- **Records shown**:
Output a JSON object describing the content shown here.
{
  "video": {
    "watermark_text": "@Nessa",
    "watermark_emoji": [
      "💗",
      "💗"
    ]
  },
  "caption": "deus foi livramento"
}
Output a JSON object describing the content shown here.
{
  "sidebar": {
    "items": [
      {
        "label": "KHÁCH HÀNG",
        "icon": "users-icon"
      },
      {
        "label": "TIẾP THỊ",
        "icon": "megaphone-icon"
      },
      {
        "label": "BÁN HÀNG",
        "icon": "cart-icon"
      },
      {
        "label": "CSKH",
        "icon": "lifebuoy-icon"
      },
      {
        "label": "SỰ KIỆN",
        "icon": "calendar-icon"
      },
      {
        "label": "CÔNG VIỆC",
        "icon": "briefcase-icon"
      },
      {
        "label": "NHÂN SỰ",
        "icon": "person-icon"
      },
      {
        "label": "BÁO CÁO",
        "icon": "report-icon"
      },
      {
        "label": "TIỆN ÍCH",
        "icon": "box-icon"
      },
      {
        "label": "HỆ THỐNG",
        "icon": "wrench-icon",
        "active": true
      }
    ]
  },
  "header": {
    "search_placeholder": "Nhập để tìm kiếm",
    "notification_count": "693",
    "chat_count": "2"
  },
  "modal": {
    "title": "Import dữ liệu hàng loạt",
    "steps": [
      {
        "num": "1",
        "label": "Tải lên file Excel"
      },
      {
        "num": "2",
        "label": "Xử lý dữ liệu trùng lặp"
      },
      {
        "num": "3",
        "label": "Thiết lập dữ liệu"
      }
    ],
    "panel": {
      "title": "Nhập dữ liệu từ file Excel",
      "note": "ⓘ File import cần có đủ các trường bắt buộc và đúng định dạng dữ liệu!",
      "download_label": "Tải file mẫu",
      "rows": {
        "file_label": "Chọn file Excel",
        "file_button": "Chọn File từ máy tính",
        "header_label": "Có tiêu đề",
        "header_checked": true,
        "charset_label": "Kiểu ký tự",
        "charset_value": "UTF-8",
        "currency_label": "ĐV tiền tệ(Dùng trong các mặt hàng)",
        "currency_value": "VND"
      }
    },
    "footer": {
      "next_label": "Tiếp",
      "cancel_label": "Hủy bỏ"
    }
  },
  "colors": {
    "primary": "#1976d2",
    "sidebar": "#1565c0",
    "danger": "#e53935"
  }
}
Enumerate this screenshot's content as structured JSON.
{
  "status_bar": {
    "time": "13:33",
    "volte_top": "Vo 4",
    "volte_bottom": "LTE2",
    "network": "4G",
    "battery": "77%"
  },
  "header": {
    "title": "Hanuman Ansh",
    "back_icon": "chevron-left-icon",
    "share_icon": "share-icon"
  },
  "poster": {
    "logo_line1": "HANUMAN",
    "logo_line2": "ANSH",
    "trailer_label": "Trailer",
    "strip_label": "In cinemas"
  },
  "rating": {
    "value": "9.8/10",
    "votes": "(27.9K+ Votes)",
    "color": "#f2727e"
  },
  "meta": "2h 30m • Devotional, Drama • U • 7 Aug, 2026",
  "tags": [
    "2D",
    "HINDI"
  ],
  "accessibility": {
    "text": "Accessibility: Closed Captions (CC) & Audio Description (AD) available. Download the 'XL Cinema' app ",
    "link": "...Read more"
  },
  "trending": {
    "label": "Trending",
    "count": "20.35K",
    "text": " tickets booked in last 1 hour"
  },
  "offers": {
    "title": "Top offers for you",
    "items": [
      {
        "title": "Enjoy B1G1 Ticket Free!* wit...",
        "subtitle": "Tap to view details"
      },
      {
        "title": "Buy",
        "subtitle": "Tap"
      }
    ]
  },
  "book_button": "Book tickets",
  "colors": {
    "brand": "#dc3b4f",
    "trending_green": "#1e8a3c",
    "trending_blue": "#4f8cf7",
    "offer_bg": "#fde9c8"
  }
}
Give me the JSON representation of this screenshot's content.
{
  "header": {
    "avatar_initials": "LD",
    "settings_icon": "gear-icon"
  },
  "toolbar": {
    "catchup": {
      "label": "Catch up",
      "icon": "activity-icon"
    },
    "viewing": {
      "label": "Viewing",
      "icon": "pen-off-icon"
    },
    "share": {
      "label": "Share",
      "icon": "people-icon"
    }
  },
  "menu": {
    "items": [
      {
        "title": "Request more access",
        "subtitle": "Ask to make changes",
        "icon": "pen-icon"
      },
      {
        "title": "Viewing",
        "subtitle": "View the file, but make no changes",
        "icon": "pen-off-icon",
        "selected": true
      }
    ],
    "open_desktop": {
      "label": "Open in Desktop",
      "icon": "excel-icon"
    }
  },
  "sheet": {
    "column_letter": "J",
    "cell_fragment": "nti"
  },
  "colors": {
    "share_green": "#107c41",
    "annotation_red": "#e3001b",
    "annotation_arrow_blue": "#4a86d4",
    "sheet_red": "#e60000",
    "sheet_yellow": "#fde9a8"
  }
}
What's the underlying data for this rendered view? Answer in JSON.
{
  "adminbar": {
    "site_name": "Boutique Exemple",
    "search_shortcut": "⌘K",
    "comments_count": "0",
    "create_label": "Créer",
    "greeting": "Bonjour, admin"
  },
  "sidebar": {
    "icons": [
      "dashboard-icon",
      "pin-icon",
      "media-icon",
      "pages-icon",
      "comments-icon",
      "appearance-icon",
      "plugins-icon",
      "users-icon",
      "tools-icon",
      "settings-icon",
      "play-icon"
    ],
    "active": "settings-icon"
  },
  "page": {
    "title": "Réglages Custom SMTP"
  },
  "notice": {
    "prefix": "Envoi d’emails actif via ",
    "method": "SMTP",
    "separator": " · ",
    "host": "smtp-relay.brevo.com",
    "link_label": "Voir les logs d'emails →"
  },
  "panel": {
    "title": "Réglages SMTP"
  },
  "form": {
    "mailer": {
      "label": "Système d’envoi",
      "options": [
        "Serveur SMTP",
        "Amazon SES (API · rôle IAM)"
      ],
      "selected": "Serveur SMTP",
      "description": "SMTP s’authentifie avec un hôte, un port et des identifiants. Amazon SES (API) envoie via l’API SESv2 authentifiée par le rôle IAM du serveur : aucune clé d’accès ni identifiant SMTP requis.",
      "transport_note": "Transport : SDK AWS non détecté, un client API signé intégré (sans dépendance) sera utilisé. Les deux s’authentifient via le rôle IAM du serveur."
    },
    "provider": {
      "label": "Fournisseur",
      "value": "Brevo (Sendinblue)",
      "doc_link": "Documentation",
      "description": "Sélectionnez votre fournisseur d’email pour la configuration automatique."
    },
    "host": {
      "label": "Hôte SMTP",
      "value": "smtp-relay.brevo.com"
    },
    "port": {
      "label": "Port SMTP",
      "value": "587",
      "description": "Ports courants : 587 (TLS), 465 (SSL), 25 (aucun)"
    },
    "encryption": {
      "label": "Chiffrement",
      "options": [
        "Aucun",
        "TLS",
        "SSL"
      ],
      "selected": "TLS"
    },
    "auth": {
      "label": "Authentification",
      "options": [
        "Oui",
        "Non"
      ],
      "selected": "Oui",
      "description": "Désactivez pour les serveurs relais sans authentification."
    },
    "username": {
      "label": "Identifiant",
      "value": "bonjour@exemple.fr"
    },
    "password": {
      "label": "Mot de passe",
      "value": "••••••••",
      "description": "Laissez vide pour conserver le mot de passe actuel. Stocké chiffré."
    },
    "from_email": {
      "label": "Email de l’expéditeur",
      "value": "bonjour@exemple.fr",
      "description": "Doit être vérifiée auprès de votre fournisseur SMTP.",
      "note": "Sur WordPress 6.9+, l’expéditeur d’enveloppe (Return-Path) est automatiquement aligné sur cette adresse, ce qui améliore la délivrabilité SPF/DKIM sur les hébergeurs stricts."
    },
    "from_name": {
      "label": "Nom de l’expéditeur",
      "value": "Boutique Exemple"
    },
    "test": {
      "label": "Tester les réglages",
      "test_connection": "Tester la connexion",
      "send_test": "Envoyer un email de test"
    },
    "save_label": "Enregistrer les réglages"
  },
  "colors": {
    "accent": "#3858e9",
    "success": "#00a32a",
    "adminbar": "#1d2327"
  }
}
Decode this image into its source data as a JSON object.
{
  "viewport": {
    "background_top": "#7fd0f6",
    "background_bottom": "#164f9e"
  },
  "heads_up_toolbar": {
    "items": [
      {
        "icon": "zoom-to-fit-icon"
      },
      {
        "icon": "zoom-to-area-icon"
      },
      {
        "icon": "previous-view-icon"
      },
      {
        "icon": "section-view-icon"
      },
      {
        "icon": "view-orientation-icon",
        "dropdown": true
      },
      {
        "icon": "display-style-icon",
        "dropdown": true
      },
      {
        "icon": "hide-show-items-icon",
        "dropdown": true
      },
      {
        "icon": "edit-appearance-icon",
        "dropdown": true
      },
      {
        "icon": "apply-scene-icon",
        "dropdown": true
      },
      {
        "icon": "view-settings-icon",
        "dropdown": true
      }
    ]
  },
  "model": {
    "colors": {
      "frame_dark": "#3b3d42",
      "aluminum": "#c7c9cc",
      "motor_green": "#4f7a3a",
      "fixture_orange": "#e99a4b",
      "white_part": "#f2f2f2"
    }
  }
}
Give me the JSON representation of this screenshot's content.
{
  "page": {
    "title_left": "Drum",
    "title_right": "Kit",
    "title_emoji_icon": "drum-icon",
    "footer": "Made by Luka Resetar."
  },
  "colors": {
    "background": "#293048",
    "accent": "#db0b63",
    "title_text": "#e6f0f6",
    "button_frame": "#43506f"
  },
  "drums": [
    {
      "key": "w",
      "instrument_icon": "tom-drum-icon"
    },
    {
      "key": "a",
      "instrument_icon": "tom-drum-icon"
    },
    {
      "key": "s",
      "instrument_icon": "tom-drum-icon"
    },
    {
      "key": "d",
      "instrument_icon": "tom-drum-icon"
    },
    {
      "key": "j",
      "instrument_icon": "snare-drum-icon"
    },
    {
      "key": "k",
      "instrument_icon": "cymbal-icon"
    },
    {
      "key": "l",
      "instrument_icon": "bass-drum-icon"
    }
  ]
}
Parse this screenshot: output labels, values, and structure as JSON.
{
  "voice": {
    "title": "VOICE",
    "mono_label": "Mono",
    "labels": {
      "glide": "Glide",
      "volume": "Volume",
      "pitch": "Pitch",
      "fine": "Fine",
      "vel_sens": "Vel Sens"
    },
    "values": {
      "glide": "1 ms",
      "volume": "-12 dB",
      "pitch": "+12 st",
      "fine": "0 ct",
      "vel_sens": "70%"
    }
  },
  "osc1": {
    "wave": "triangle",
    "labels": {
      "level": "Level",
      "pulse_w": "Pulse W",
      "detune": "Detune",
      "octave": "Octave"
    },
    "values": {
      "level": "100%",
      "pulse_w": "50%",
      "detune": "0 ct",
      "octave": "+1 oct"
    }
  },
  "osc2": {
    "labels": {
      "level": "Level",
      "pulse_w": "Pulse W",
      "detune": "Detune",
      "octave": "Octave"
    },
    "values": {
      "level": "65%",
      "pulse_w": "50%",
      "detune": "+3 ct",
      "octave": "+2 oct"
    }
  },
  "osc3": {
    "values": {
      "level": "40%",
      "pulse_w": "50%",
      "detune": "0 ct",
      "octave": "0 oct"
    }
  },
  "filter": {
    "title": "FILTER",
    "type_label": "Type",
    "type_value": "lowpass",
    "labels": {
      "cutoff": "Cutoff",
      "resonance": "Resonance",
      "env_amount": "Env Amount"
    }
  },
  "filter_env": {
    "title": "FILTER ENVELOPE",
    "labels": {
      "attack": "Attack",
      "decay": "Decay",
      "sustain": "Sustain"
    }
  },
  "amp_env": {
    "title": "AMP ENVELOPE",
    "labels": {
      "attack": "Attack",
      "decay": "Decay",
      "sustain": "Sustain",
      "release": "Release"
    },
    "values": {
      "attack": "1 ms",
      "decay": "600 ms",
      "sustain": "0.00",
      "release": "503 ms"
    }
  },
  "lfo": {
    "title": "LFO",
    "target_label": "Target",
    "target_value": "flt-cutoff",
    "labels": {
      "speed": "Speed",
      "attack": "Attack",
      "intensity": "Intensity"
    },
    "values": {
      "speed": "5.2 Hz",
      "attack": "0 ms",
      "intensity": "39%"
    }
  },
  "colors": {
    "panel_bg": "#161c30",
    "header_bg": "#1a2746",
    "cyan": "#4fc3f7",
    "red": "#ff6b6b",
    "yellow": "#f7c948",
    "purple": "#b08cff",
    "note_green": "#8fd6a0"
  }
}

- **Work to be completed**:
Going over the lines above, work out how many include "make", then give only that number.

- **Solution for this problem**:
2